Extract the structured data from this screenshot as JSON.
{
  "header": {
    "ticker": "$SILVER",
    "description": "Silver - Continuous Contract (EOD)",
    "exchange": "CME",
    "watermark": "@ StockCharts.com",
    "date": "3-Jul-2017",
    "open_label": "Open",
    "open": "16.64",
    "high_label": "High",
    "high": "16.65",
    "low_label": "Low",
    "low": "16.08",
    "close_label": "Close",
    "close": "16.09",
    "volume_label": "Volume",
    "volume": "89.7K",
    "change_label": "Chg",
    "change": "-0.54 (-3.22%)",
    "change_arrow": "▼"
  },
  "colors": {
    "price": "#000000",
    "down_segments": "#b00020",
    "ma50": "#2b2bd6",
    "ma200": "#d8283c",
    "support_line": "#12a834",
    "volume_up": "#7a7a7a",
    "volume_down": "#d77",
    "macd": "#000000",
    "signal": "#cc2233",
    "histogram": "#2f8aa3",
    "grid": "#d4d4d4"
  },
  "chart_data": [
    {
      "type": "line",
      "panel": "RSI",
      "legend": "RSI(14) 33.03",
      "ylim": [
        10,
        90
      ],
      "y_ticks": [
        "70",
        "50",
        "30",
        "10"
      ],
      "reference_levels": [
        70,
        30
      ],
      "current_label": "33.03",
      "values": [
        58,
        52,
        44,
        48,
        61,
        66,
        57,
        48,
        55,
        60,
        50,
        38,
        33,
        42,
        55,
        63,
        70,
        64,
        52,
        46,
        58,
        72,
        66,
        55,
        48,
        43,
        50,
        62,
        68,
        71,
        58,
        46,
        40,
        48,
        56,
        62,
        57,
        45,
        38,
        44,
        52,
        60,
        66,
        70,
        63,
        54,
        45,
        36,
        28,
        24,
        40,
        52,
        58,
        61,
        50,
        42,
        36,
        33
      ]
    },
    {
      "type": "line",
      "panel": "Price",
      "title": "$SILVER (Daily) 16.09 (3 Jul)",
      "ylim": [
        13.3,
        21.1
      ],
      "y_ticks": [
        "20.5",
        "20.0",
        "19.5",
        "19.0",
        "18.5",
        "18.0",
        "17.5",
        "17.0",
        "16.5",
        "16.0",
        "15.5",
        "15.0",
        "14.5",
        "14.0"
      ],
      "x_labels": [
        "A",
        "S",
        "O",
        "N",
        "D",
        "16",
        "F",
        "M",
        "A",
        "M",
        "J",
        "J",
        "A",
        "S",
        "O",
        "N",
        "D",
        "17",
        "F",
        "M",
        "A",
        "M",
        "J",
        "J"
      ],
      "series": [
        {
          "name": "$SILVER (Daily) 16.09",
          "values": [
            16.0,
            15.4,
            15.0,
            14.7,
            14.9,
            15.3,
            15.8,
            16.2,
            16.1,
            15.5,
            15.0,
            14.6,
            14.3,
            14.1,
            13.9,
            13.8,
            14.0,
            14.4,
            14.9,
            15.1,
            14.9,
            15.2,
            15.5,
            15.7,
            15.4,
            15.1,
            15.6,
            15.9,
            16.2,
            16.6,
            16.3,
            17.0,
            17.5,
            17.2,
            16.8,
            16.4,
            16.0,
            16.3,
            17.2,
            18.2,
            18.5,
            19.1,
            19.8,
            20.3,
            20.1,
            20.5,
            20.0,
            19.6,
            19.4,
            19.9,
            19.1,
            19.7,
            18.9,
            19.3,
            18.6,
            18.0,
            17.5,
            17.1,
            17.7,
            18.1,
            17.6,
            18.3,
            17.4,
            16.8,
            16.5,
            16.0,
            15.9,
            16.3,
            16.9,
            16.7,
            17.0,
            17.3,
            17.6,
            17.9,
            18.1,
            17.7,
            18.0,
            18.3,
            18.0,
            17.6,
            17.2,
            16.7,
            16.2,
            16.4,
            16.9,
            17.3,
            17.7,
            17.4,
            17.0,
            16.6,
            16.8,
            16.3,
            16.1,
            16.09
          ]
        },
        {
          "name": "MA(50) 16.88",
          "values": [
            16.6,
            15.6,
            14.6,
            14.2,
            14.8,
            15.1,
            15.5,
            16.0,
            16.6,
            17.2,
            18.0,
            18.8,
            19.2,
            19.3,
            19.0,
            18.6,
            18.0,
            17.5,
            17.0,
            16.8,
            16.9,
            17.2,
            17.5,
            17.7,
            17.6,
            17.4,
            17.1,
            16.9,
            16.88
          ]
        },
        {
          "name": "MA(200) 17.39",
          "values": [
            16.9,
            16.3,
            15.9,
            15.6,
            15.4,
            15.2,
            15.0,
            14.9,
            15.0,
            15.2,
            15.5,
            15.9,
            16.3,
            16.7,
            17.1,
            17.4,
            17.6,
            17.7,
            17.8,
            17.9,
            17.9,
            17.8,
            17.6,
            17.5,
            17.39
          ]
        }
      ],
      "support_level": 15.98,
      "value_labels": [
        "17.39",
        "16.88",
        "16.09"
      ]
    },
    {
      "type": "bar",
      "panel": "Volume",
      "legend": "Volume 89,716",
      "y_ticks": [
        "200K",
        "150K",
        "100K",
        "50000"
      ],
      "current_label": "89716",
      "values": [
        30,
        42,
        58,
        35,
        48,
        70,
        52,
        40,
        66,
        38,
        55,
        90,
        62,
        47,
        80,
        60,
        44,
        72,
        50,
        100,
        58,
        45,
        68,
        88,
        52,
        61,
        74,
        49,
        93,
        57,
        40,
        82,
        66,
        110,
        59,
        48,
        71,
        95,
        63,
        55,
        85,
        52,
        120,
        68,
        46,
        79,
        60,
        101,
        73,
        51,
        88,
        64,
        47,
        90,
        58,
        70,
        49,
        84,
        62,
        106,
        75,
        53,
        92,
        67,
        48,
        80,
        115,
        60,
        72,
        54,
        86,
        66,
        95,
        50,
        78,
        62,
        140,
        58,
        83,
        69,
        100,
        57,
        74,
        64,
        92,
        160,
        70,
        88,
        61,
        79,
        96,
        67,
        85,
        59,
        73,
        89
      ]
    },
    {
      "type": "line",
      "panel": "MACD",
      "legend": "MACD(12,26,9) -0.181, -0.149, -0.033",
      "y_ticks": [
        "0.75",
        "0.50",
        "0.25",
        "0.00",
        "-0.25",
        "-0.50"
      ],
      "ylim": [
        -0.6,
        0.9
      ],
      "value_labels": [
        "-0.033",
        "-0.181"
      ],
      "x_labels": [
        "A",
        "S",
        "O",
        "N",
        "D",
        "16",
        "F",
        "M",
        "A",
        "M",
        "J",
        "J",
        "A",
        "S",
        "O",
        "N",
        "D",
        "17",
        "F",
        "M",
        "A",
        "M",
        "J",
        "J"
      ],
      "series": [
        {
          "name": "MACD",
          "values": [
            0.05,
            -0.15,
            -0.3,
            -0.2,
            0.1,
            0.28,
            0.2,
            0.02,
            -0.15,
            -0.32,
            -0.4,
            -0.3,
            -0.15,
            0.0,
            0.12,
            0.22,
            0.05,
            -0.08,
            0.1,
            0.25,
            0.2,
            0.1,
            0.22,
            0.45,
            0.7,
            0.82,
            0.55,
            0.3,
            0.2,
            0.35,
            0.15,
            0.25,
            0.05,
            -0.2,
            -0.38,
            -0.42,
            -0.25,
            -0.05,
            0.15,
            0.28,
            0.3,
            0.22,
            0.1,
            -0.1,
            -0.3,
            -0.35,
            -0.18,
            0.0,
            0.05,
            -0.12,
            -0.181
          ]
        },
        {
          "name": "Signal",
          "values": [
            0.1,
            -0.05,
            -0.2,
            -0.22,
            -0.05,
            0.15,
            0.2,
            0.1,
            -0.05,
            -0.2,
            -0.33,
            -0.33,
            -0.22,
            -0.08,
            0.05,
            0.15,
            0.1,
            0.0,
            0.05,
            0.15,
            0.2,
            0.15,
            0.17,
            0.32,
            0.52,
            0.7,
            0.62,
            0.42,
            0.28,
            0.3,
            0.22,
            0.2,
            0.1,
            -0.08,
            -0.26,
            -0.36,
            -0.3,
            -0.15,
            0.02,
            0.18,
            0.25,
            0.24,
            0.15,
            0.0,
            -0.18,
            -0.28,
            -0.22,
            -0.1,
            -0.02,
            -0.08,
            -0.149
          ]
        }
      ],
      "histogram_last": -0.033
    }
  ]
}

------------------------------------------------

Written task -
Look through the data and show every line containing "panel".

Task result -
      "panel": "RSI",
      "panel": "Price",
      "panel": "Volume",
      "panel": "MACD",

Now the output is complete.